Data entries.
§

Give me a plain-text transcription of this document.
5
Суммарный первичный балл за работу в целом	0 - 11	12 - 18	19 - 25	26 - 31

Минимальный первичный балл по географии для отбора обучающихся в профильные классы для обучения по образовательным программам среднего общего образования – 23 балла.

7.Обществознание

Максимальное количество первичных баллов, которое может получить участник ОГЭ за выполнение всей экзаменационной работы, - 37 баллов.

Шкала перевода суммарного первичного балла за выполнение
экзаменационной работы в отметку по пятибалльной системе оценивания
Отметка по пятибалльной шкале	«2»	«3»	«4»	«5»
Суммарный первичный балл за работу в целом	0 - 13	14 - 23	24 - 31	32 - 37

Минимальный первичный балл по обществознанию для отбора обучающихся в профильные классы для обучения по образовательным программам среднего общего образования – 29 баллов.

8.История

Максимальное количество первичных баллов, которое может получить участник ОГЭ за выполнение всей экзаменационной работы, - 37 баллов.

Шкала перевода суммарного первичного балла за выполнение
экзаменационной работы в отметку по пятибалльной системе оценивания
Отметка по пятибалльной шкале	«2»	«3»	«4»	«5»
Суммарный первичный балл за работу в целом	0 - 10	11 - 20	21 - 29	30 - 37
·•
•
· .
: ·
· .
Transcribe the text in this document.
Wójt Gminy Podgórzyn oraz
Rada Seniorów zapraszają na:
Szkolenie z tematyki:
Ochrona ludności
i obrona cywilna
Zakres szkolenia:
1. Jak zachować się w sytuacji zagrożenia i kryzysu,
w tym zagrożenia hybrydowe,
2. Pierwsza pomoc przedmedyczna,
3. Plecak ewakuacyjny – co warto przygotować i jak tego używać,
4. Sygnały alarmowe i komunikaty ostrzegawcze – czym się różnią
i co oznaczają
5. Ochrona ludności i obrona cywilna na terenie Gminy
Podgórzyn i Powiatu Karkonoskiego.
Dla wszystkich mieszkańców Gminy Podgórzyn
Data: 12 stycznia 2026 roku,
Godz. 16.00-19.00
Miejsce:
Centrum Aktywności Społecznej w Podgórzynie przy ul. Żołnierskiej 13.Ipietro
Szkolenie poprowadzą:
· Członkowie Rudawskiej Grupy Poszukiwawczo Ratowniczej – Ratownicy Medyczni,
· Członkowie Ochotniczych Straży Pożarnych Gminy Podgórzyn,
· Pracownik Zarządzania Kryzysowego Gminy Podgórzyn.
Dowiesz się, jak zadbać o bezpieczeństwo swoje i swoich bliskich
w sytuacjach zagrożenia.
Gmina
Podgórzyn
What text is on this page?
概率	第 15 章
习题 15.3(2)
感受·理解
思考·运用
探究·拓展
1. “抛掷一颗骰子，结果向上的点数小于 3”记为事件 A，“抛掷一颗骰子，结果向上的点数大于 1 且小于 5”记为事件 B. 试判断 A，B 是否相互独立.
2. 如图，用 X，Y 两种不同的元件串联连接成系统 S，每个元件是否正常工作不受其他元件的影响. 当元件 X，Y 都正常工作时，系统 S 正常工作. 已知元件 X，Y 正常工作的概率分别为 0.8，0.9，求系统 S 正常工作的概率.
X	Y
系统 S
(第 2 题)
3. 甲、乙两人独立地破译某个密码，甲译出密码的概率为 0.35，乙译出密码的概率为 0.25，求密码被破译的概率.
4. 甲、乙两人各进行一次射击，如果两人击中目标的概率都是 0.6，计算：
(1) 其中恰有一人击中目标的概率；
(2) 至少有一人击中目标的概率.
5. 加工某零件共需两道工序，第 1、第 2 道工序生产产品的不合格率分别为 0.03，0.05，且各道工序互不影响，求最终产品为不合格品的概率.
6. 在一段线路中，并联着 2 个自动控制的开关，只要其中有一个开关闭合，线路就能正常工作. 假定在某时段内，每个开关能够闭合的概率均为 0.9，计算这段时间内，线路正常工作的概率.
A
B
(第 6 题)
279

§

EXERCISE TASK. Track down every line holding the string "образовательным" and copy it.

FINISHED EXERCISE.
Минимальный первичный балл по географии для отбора обучающихся в профильные классы для обучения по образовательным программам среднего общего образования – 23 балла.
Минимальный первичный балл по обществознанию для отбора обучающихся в профильные классы для обучения по образовательным программам среднего общего образования – 29 баллов.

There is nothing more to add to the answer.